_MATERIAL FOR THIS EXERCISE:_
-- begin --

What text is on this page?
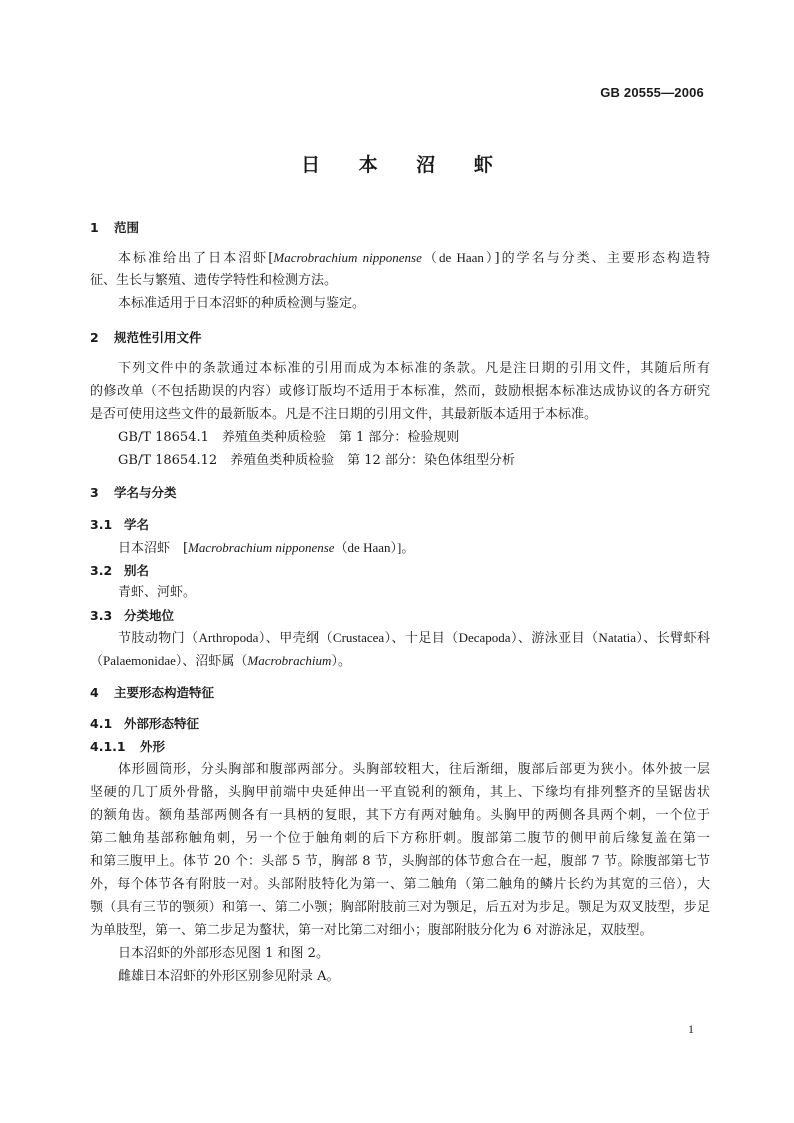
GB 20555—2006
日 本 沼 虾
1 范围
本标准给出了日本沼虾[Macrobrachium nipponense（de Haan）]的学名与分类、主要形态构造特
征、生长与繁殖、遗传学特性和检测方法。
本标准适用于日本沼虾的种质检测与鉴定。
2 规范性引用文件
下列文件中的条款通过本标准的引用而成为本标准的条款。凡是注日期的引用文件，其随后所有
的修改单（不包括勘误的内容）或修订版均不适用于本标准，然而，鼓励根据本标准达成协议的各方研究
是否可使用这些文件的最新版本。凡是不注日期的引用文件，其最新版本适用于本标准。
GB/T 18654.1　养殖鱼类种质检验　第 1 部分：检验规则
GB/T 18654.12　养殖鱼类种质检验　第 12 部分：染色体组型分析
3 学名与分类
3.1 学名
日本沼虾　[Macrobrachium nipponense（de Haan）]。
3.2 别名
青虾、河虾。
3.3 分类地位
节肢动物门（Arthropoda）、甲壳纲（Crustacea）、十足目（Decapoda）、游泳亚目（Natatia）、长臂虾科
（Palaemonidae）、沼虾属（Macrobrachium）。
4 主要形态构造特征
4.1 外部形态特征
4.1.1 外形
体形圆筒形，分头胸部和腹部两部分。头胸部较粗大，往后渐细，腹部后部更为狭小。体外披一层
坚硬的几丁质外骨骼，头胸甲前端中央延伸出一平直锐利的额角，其上、下缘均有排列整齐的呈锯齿状
的额角齿。额角基部两侧各有一具柄的复眼，其下方有两对触角。头胸甲的两侧各具两个刺，一个位于
第二触角基部称触角刺，另一个位于触角刺的后下方称肝刺。腹部第二腹节的侧甲前后缘复盖在第一
和第三腹甲上。体节 20 个：头部 5 节，胸部 8 节，头胸部的体节愈合在一起，腹部 7 节。除腹部第七节
外，每个体节各有附肢一对。头部附肢特化为第一、第二触角（第二触角的鳞片长约为其宽的三倍），大
颚（具有三节的颚须）和第一、第二小颚；胸部附肢前三对为颚足，后五对为步足。颚足为双叉肢型，步足
为单肢型，第一、第二步足为螯状，第一对比第二对细小；腹部附肢分化为 6 对游泳足，双肢型。
日本沼虾的外部形态见图 1 和图 2。
雌雄日本沼虾的外形区别参见附录 A。
1
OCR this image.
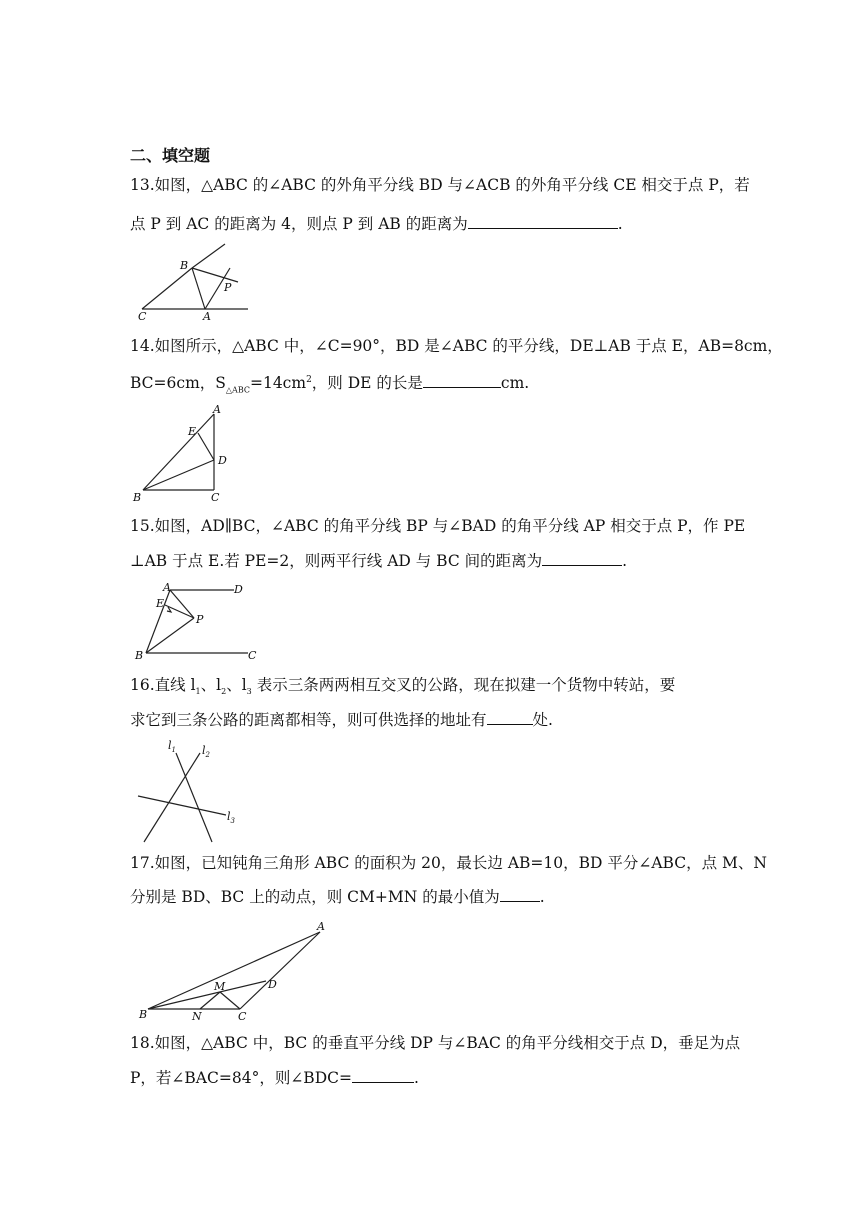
二、填空题
13.如图，△ABC 的∠ABC 的外角平分线 BD 与∠ACB 的外角平分线 CE 相交于点 P，若
点 P 到 AC 的距离为 4，则点 P 到 AB 的距离为	.
B
P
C	A
14.如图所示，△ABC 中，∠C=90°，BD 是∠ABC 的平分线，DE⊥AB 于点 E，AB=8cm，
BC=6cm，$S_{\triangle ABC}=14cm^2$，则 DE 的长是	cm.
A
E
D
B	C
15.如图，AD∥BC，∠ABC 的角平分线 BP 与∠BAD 的角平分线 AP 相交于点 P，作 PE
⊥AB 于点 E.若 PE=2，则两平行线 AD 与 BC 间的距离为	.
A	D
E
P
B	C
16.直线 $l_1$、$l_2$、$l_3$ 表示三条两两相互交叉的公路，现在拟建一个货物中转站，要
求它到三条公路的距离都相等，则可供选择的地址有	处.
$l_1$ $l_2$
$l_3$
17.如图，已知钝角三角形 ABC 的面积为 20，最长边 AB=10，BD 平分∠ABC，点 M、N
分别是 BD、BC 上的动点，则 CM+MN 的最小值为	.
A
M	D
B	N	C
18.如图，△ABC 中，BC 的垂直平分线 DP 与∠BAC 的角平分线相交于点 D，垂足为点
P，若∠BAC=84°，则∠BDC=	.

-- end --

_WRITTEN TASK:_ Without any pictures, write out the lines running from the one containing "OCR this image." through the end of the listing above, both included, exactly as given.

_WRITTEN REPLY:_
OCR this image.
二、填空题
13.如图，△ABC 的∠ABC 的外角平分线 BD 与∠ACB 的外角平分线 CE 相交于点 P，若
点 P 到 AC 的距离为 4，则点 P 到 AB 的距离为	.
B
P
C	A
14.如图所示，△ABC 中，∠C=90°，BD 是∠ABC 的平分线，DE⊥AB 于点 E，AB=8cm，
BC=6cm，$S_{\triangle ABC}=14cm^2$，则 DE 的长是	cm.
A
E
D
B	C
15.如图，AD∥BC，∠ABC 的角平分线 BP 与∠BAD 的角平分线 AP 相交于点 P，作 PE
⊥AB 于点 E.若 PE=2，则两平行线 AD 与 BC 间的距离为	.
A	D
E
P
B	C
16.直线 $l_1$、$l_2$、$l_3$ 表示三条两两相互交叉的公路，现在拟建一个货物中转站，要
求它到三条公路的距离都相等，则可供选择的地址有	处.
$l_1$ $l_2$
$l_3$
17.如图，已知钝角三角形 ABC 的面积为 20，最长边 AB=10，BD 平分∠ABC，点 M、N
分别是 BD、BC 上的动点，则 CM+MN 的最小值为	.
A
M	D
B	N	C
18.如图，△ABC 中，BC 的垂直平分线 DP 与∠BAC 的角平分线相交于点 D，垂足为点
P，若∠BAC=84°，则∠BDC=	.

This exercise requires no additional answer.